## RECORD LIST
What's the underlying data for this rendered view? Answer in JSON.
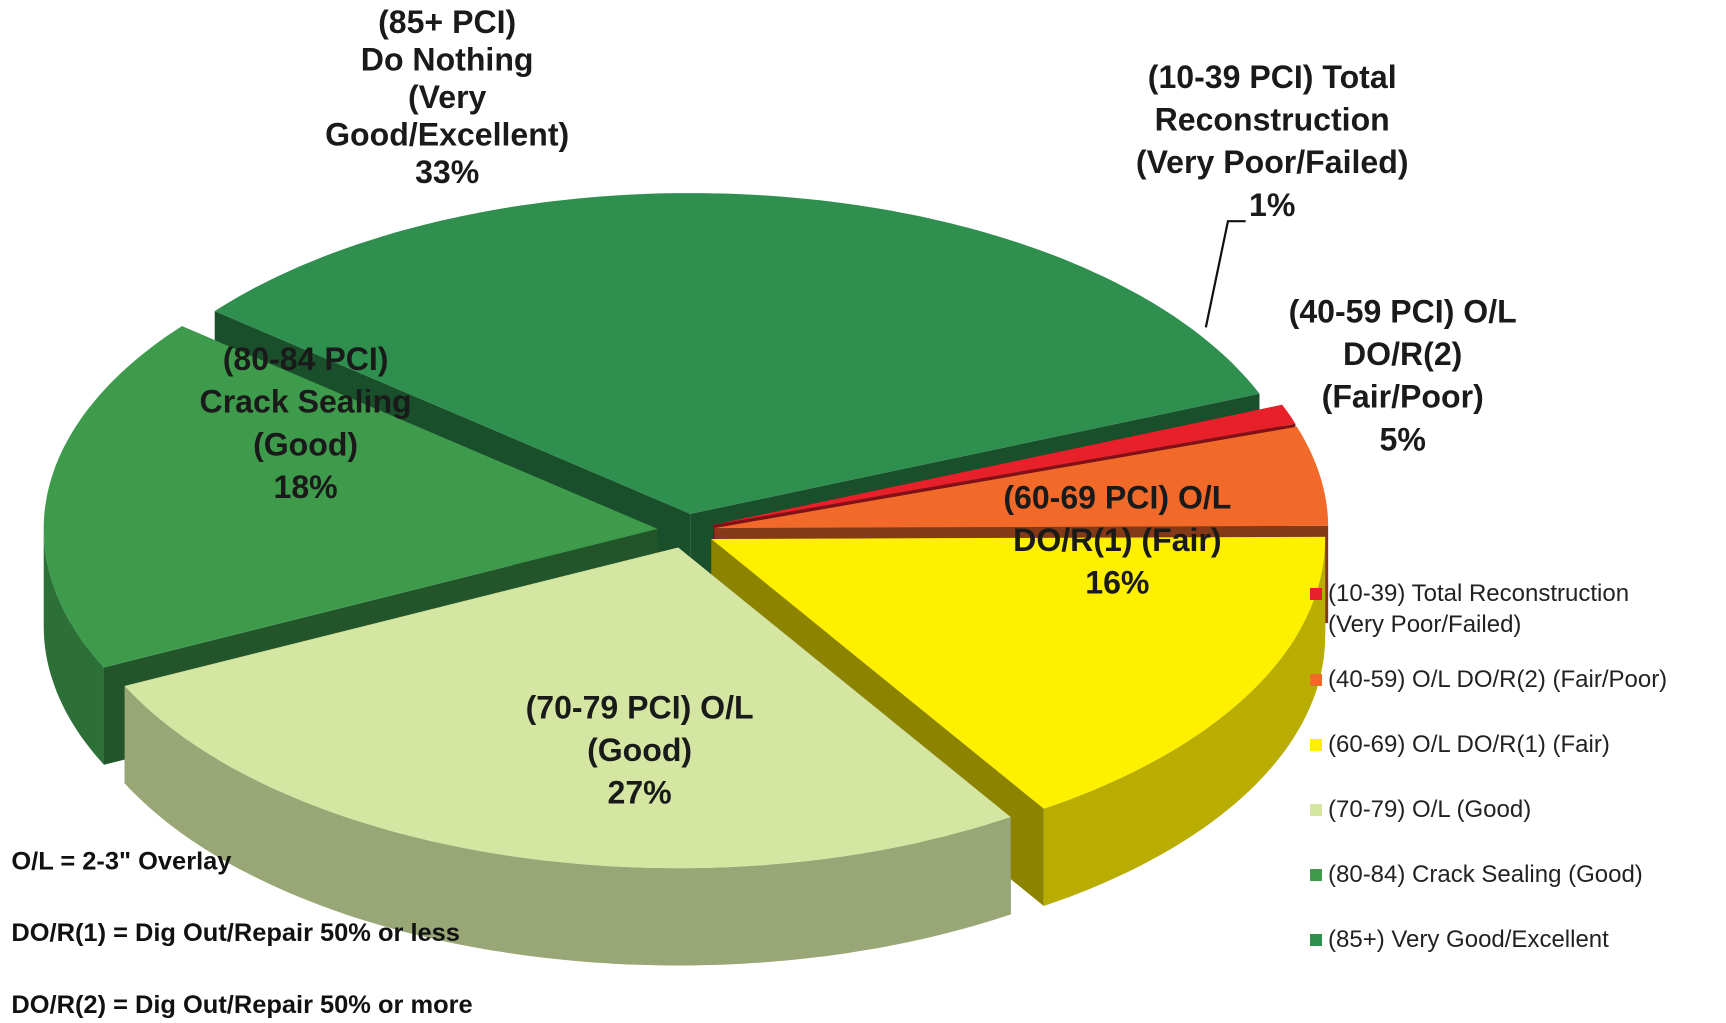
{
  "chart_data": {
    "type": "pie",
    "categories": [
      "(10-39) Total Reconstruction (Very Poor/Failed)",
      "(40-59) O/L DO/R(2)  (Fair/Poor)",
      "(60-69) O/L DO/R(1) (Fair)",
      "(70-79) O/L (Good)",
      "(80-84) Crack Sealing (Good)",
      "(85+) Very Good/Excellent"
    ],
    "values": [
      1,
      5,
      16,
      27,
      18,
      33
    ],
    "value_labels": [
      "1%",
      "5%",
      "16%",
      "27%",
      "18%",
      "33%"
    ],
    "colors": [
      "#e8202a",
      "#f26a2a",
      "#fff000",
      "#d4e6a2",
      "#3e9b4c",
      "#2f8f4e"
    ],
    "slice_labels": [
      [
        "(10-39 PCI) Total",
        "Reconstruction",
        "(Very Poor/Failed)"
      ],
      [
        "(40-59 PCI) O/L",
        "DO/R(2)",
        "(Fair/Poor)"
      ],
      [
        "(60-69 PCI) O/L",
        "DO/R(1) (Fair)"
      ],
      [
        "(70-79 PCI) O/L",
        "(Good)"
      ],
      [
        "(80-84 PCI)",
        "Crack Sealing",
        "(Good)"
      ],
      [
        "(85+ PCI)",
        "Do Nothing",
        "(Very",
        "Good/Excellent)"
      ]
    ],
    "notes": [
      "O/L = 2-3\" Overlay",
      "DO/R(1) =  Dig Out/Repair 50% or less",
      "DO/R(2) =  Dig Out/Repair 50% or more"
    ],
    "legend_position": "right"
  }
}
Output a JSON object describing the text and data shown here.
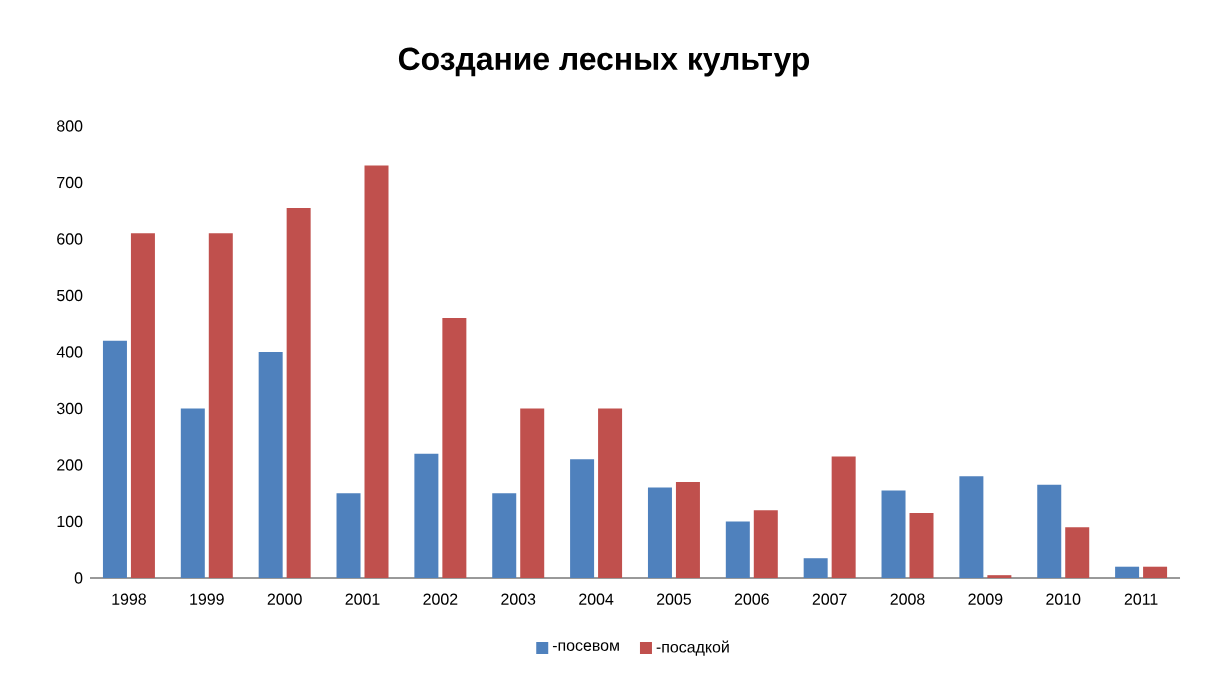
{
  "chart_data": {
    "type": "bar",
    "title": "Создание лесных культур",
    "categories": [
      "1998",
      "1999",
      "2000",
      "2001",
      "2002",
      "2003",
      "2004",
      "2005",
      "2006",
      "2007",
      "2008",
      "2009",
      "2010",
      "2011"
    ],
    "series": [
      {
        "name": "-посевом",
        "color": "#4f81bd",
        "values": [
          420,
          300,
          400,
          150,
          220,
          150,
          210,
          160,
          100,
          35,
          155,
          180,
          165,
          20
        ]
      },
      {
        "name": "-посадкой",
        "color": "#c0504d",
        "values": [
          610,
          610,
          655,
          730,
          460,
          300,
          300,
          170,
          120,
          215,
          115,
          5,
          90,
          20
        ]
      }
    ],
    "ylim": [
      0,
      800
    ],
    "yticks": [
      0,
      100,
      200,
      300,
      400,
      500,
      600,
      700,
      800
    ],
    "legend": "bottom"
  }
}
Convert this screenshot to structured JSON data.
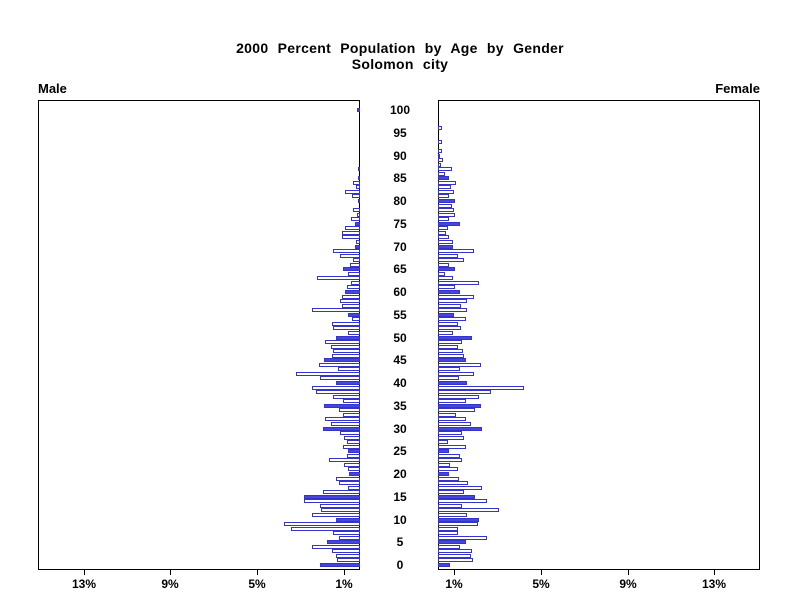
{
  "title": {
    "line1": "2000 Percent Population by Age by Gender",
    "line2": "Solomon city"
  },
  "axis": {
    "male_label": "Male",
    "female_label": "Female",
    "x_ticks": [
      {
        "label": "1%",
        "value": 1
      },
      {
        "label": "5%",
        "value": 5
      },
      {
        "label": "9%",
        "value": 9
      },
      {
        "label": "13%",
        "value": 13
      }
    ],
    "age_ticks": [
      0,
      5,
      10,
      15,
      20,
      25,
      30,
      35,
      40,
      45,
      50,
      55,
      60,
      65,
      70,
      75,
      80,
      85,
      90,
      95,
      100
    ]
  },
  "colors": {
    "bar_fill": "#4646dd",
    "bar_outline": "#3434cc",
    "axis": "#000000",
    "background": "#ffffff"
  },
  "chart_data": {
    "type": "bar",
    "variant": "population-pyramid",
    "title": "2000 Percent Population by Age by Gender",
    "subtitle": "Solomon city",
    "units": "percent of total population",
    "age_min": 0,
    "age_max": 100,
    "age_axis_tick_labels": [
      0,
      5,
      10,
      15,
      20,
      25,
      30,
      35,
      40,
      45,
      50,
      55,
      60,
      65,
      70,
      75,
      80,
      85,
      90,
      95,
      100
    ],
    "x_axis_tick_percents": [
      1,
      5,
      9,
      13
    ],
    "xlim_percent_each_side": [
      0,
      14.8
    ],
    "legend": "none",
    "grid": "off",
    "style_note": "single-year-of-age bars; ages divisible by 5 are solid filled blue, other ages are white with blue outline; male bars extend left, female bars extend right",
    "series": [
      {
        "name": "Male",
        "side": "left",
        "values_by_age": [
          1.85,
          1.05,
          1.1,
          1.3,
          2.2,
          1.5,
          0.95,
          1.25,
          3.2,
          3.5,
          1.1,
          2.2,
          1.8,
          1.85,
          2.6,
          2.6,
          1.7,
          0.55,
          0.95,
          1.1,
          0.5,
          0.55,
          0.75,
          1.45,
          0.6,
          0.55,
          0.8,
          0.6,
          0.75,
          0.9,
          1.7,
          1.35,
          1.6,
          0.8,
          0.95,
          1.65,
          0.8,
          1.25,
          2.05,
          2.2,
          1.1,
          1.85,
          2.95,
          1.0,
          1.9,
          1.65,
          1.3,
          1.25,
          1.35,
          1.6,
          1.1,
          0.55,
          1.25,
          1.3,
          0.35,
          0.55,
          2.2,
          0.85,
          0.9,
          0.85,
          0.7,
          0.6,
          0.4,
          2.0,
          0.55,
          0.8,
          0.45,
          0.3,
          0.9,
          1.25,
          0.25,
          0.2,
          0.85,
          0.85,
          0.7,
          0.25,
          0.4,
          0.15,
          0.3,
          0,
          0.1,
          0.35,
          0.7,
          0.2,
          0.3,
          0.1,
          0,
          0.1,
          0,
          0,
          0,
          0,
          0,
          0,
          0,
          0,
          0,
          0,
          0,
          0,
          0.15
        ]
      },
      {
        "name": "Female",
        "side": "right",
        "values_by_age": [
          0.55,
          1.6,
          1.5,
          1.55,
          1.0,
          1.3,
          2.25,
          0.9,
          0.9,
          1.85,
          1.9,
          1.35,
          2.8,
          1.1,
          2.25,
          1.7,
          1.2,
          2.05,
          1.4,
          0.95,
          0.5,
          0.9,
          0.55,
          1.1,
          1.0,
          0.5,
          1.3,
          0.45,
          1.2,
          1.1,
          2.05,
          1.5,
          1.3,
          0.85,
          1.7,
          2.0,
          1.3,
          1.9,
          2.45,
          3.95,
          1.35,
          0.95,
          1.65,
          1.0,
          2.0,
          1.3,
          1.2,
          1.15,
          0.9,
          1.1,
          1.55,
          0.7,
          1.05,
          0.9,
          1.3,
          0.75,
          1.35,
          1.05,
          1.35,
          1.65,
          1.0,
          0.8,
          1.9,
          0.7,
          0.3,
          0.8,
          0.5,
          1.2,
          0.9,
          1.65,
          0.7,
          0.7,
          0.5,
          0.35,
          0.45,
          1.0,
          0.5,
          0.8,
          0.75,
          0.65,
          0.8,
          0.5,
          0.75,
          0.6,
          0.85,
          0.5,
          0.3,
          0.65,
          0.15,
          0.25,
          0.1,
          0.2,
          0,
          0.2,
          0,
          0,
          0.2,
          0,
          0,
          0,
          0
        ]
      }
    ]
  }
}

## DO THIS
Transcribe the records above exactly as they appear, leaving out any pictures.

## REPLY TO THE EXERCISE
What's the underlying data for this rendered view? Answer in JSON.
{
  "chart_data": {
    "type": "pie",
    "categories": [
      "(10-39) Total Reconstruction (Very Poor/Failed)",
      "(40-59) O/L DO/R(2)  (Fair/Poor)",
      "(60-69) O/L DO/R(1) (Fair)",
      "(70-79) O/L (Good)",
      "(80-84) Crack Sealing (Good)",
      "(85+) Very Good/Excellent"
    ],
    "values": [
      1,
      5,
      16,
      27,
      18,
      33
    ],
    "value_labels": [
      "1%",
      "5%",
      "16%",
      "27%",
      "18%",
      "33%"
    ],
    "colors": [
      "#e8202a",
      "#f26a2a",
      "#fff000",
      "#d4e6a2",
      "#3e9b4c",
      "#2f8f4e"
    ],
    "slice_labels": [
      [
        "(10-39 PCI) Total",
        "Reconstruction",
        "(Very Poor/Failed)"
      ],
      [
        "(40-59 PCI) O/L",
        "DO/R(2)",
        "(Fair/Poor)"
      ],
      [
        "(60-69 PCI) O/L",
        "DO/R(1) (Fair)"
      ],
      [
        "(70-79 PCI) O/L",
        "(Good)"
      ],
      [
        "(80-84 PCI)",
        "Crack Sealing",
        "(Good)"
      ],
      [
        "(85+ PCI)",
        "Do Nothing",
        "(Very",
        "Good/Excellent)"
      ]
    ],
    "notes": [
      "O/L = 2-3\" Overlay",
      "DO/R(1) =  Dig Out/Repair 50% or less",
      "DO/R(2) =  Dig Out/Repair 50% or more"
    ],
    "legend_position": "right"
  }
}
Output a JSON object describing the text and data shown here.
{
  "chart_data": {
    "type": "bar",
    "title": "Создание лесных культур",
    "categories": [
      "1998",
      "1999",
      "2000",
      "2001",
      "2002",
      "2003",
      "2004",
      "2005",
      "2006",
      "2007",
      "2008",
      "2009",
      "2010",
      "2011"
    ],
    "series": [
      {
        "name": "-посевом",
        "color": "#4f81bd",
        "values": [
          420,
          300,
          400,
          150,
          220,
          150,
          210,
          160,
          100,
          35,
          155,
          180,
          165,
          20
        ]
      },
      {
        "name": "-посадкой",
        "color": "#c0504d",
        "values": [
          610,
          610,
          655,
          730,
          460,
          300,
          300,
          170,
          120,
          215,
          115,
          5,
          90,
          20
        ]
      }
    ],
    "ylim": [
      0,
      800
    ],
    "yticks": [
      0,
      100,
      200,
      300,
      400,
      500,
      600,
      700,
      800
    ],
    "legend": "bottom"
  }
}
Convert this screenshot to structured JSON data.
{
  "title": {
    "line1": "2000 Percent Population by Age by Gender",
    "line2": "Solomon city"
  },
  "axis": {
    "male_label": "Male",
    "female_label": "Female",
    "x_ticks": [
      {
        "label": "1%",
        "value": 1
      },
      {
        "label": "5%",
        "value": 5
      },
      {
        "label": "9%",
        "value": 9
      },
      {
        "label": "13%",
        "value": 13
      }
    ],
    "age_ticks": [
      0,
      5,
      10,
      15,
      20,
      25,
      30,
      35,
      40,
      45,
      50,
      55,
      60,
      65,
      70,
      75,
      80,
      85,
      90,
      95,
      100
    ]
  },
  "colors": {
    "bar_fill": "#4646dd",
    "bar_outline": "#3434cc",
    "axis": "#000000",
    "background": "#ffffff"
  },
  "chart_data": {
    "type": "bar",
    "variant": "population-pyramid",
    "title": "2000 Percent Population by Age by Gender",
    "subtitle": "Solomon city",
    "units": "percent of total population",
    "age_min": 0,
    "age_max": 100,
    "age_axis_tick_labels": [
      0,
      5,
      10,
      15,
      20,
      25,
      30,
      35,
      40,
      45,
      50,
      55,
      60,
      65,
      70,
      75,
      80,
      85,
      90,
      95,
      100
    ],
    "x_axis_tick_percents": [
      1,
      5,
      9,
      13
    ],
    "xlim_percent_each_side": [
      0,
      14.8
    ],
    "legend": "none",
    "grid": "off",
    "style_note": "single-year-of-age bars; ages divisible by 5 are solid filled blue, other ages are white with blue outline; male bars extend left, female bars extend right",
    "series": [
      {
        "name": "Male",
        "side": "left",
        "values_by_age": [
          1.85,
          1.05,
          1.1,
          1.3,
          2.2,
          1.5,
          0.95,
          1.25,
          3.2,
          3.5,
          1.1,
          2.2,
          1.8,
          1.85,
          2.6,
          2.6,
          1.7,
          0.55,
          0.95,
          1.1,
          0.5,
          0.55,
          0.75,
          1.45,
          0.6,
          0.55,
          0.8,
          0.6,
          0.75,
          0.9,
          1.7,
          1.35,
          1.6,
          0.8,
          0.95,
          1.65,
          0.8,
          1.25,
          2.05,
          2.2,
          1.1,
          1.85,
          2.95,
          1.0,
          1.9,
          1.65,
          1.3,
          1.25,
          1.35,
          1.6,
          1.1,
          0.55,
          1.25,
          1.3,
          0.35,
          0.55,
          2.2,
          0.85,
          0.9,
          0.85,
          0.7,
          0.6,
          0.4,
          2.0,
          0.55,
          0.8,
          0.45,
          0.3,
          0.9,
          1.25,
          0.25,
          0.2,
          0.85,
          0.85,
          0.7,
          0.25,
          0.4,
          0.15,
          0.3,
          0,
          0.1,
          0.35,
          0.7,
          0.2,
          0.3,
          0.1,
          0,
          0.1,
          0,
          0,
          0,
          0,
          0,
          0,
          0,
          0,
          0,
          0,
          0,
          0,
          0.15
        ]
      },
      {
        "name": "Female",
        "side": "right",
        "values_by_age": [
          0.55,
          1.6,
          1.5,
          1.55,
          1.0,
          1.3,
          2.25,
          0.9,
          0.9,
          1.85,
          1.9,
          1.35,
          2.8,
          1.1,
          2.25,
          1.7,
          1.2,
          2.05,
          1.4,
          0.95,
          0.5,
          0.9,
          0.55,
          1.1,
          1.0,
          0.5,
          1.3,
          0.45,
          1.2,
          1.1,
          2.05,
          1.5,
          1.3,
          0.85,
          1.7,
          2.0,
          1.3,
          1.9,
          2.45,
          3.95,
          1.35,
          0.95,
          1.65,
          1.0,
          2.0,
          1.3,
          1.2,
          1.15,
          0.9,
          1.1,
          1.55,
          0.7,
          1.05,
          0.9,
          1.3,
          0.75,
          1.35,
          1.05,
          1.35,
          1.65,
          1.0,
          0.8,
          1.9,
          0.7,
          0.3,
          0.8,
          0.5,
          1.2,
          0.9,
          1.65,
          0.7,
          0.7,
          0.5,
          0.35,
          0.45,
          1.0,
          0.5,
          0.8,
          0.75,
          0.65,
          0.8,
          0.5,
          0.75,
          0.6,
          0.85,
          0.5,
          0.3,
          0.65,
          0.15,
          0.25,
          0.1,
          0.2,
          0,
          0.2,
          0,
          0,
          0.2,
          0,
          0,
          0,
          0
        ]
      }
    ]
  }
}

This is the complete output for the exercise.